**Exercise input**
§
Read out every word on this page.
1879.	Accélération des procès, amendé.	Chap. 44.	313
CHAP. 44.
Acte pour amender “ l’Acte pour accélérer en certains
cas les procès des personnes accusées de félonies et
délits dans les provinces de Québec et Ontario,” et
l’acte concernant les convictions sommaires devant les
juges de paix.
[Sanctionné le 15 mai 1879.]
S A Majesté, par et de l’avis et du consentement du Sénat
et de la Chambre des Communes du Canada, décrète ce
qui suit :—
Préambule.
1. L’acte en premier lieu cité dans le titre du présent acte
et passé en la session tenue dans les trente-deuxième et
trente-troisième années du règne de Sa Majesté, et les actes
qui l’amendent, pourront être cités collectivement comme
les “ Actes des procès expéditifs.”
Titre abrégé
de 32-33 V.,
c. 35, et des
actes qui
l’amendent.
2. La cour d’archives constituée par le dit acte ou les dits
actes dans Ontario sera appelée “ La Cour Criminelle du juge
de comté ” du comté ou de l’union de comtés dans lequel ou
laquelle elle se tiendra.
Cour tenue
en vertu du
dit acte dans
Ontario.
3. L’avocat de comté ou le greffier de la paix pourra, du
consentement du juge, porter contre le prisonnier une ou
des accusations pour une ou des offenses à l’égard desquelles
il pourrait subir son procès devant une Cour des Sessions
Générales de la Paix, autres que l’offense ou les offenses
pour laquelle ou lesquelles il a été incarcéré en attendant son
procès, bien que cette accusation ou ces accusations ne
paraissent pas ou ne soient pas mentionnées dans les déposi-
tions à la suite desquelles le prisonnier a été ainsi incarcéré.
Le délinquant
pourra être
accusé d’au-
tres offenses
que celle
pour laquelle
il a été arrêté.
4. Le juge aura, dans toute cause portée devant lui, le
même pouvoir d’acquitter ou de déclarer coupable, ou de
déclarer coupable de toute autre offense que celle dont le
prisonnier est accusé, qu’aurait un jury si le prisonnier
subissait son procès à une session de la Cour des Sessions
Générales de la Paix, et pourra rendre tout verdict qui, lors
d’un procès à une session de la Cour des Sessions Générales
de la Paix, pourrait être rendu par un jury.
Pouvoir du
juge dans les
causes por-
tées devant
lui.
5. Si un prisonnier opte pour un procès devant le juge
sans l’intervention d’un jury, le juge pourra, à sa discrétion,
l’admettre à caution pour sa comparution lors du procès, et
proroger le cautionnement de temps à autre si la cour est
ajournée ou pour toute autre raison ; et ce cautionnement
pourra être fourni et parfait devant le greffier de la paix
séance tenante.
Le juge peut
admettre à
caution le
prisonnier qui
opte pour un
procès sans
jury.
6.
§
**Problem to solve**
Write out the records above again, keeping each one identical to the original.

**Response to the exercise**
Read out every word on this page.
1879.	Accélération des procès, amendé.	Chap. 44.	313
CHAP. 44.
Acte pour amender “ l’Acte pour accélérer en certains
cas les procès des personnes accusées de félonies et
délits dans les provinces de Québec et Ontario,” et
l’acte concernant les convictions sommaires devant les
juges de paix.
[Sanctionné le 15 mai 1879.]
S A Majesté, par et de l’avis et du consentement du Sénat
et de la Chambre des Communes du Canada, décrète ce
qui suit :—
Préambule.
1. L’acte en premier lieu cité dans le titre du présent acte
et passé en la session tenue dans les trente-deuxième et
trente-troisième années du règne de Sa Majesté, et les actes
qui l’amendent, pourront être cités collectivement comme
les “ Actes des procès expéditifs.”
Titre abrégé
de 32-33 V.,
c. 35, et des
actes qui
l’amendent.
2. La cour d’archives constituée par le dit acte ou les dits
actes dans Ontario sera appelée “ La Cour Criminelle du juge
de comté ” du comté ou de l’union de comtés dans lequel ou
laquelle elle se tiendra.
Cour tenue
en vertu du
dit acte dans
Ontario.
3. L’avocat de comté ou le greffier de la paix pourra, du
consentement du juge, porter contre le prisonnier une ou
des accusations pour une ou des offenses à l’égard desquelles
il pourrait subir son procès devant une Cour des Sessions
Générales de la Paix, autres que l’offense ou les offenses
pour laquelle ou lesquelles il a été incarcéré en attendant son
procès, bien que cette accusation ou ces accusations ne
paraissent pas ou ne soient pas mentionnées dans les déposi-
tions à la suite desquelles le prisonnier a été ainsi incarcéré.
Le délinquant
pourra être
accusé d’au-
tres offenses
que celle
pour laquelle
il a été arrêté.
4. Le juge aura, dans toute cause portée devant lui, le
même pouvoir d’acquitter ou de déclarer coupable, ou de
déclarer coupable de toute autre offense que celle dont le
prisonnier est accusé, qu’aurait un jury si le prisonnier
subissait son procès à une session de la Cour des Sessions
Générales de la Paix, et pourra rendre tout verdict qui, lors
d’un procès à une session de la Cour des Sessions Générales
de la Paix, pourrait être rendu par un jury.
Pouvoir du
juge dans les
causes por-
tées devant
lui.
5. Si un prisonnier opte pour un procès devant le juge
sans l’intervention d’un jury, le juge pourra, à sa discrétion,
l’admettre à caution pour sa comparution lors du procès, et
proroger le cautionnement de temps à autre si la cour est
ajournée ou pour toute autre raison ; et ce cautionnement
pourra être fourni et parfait devant le greffier de la paix
séance tenante.
Le juge peut
admettre à
caution le
prisonnier qui
opte pour un
procès sans
jury.
6.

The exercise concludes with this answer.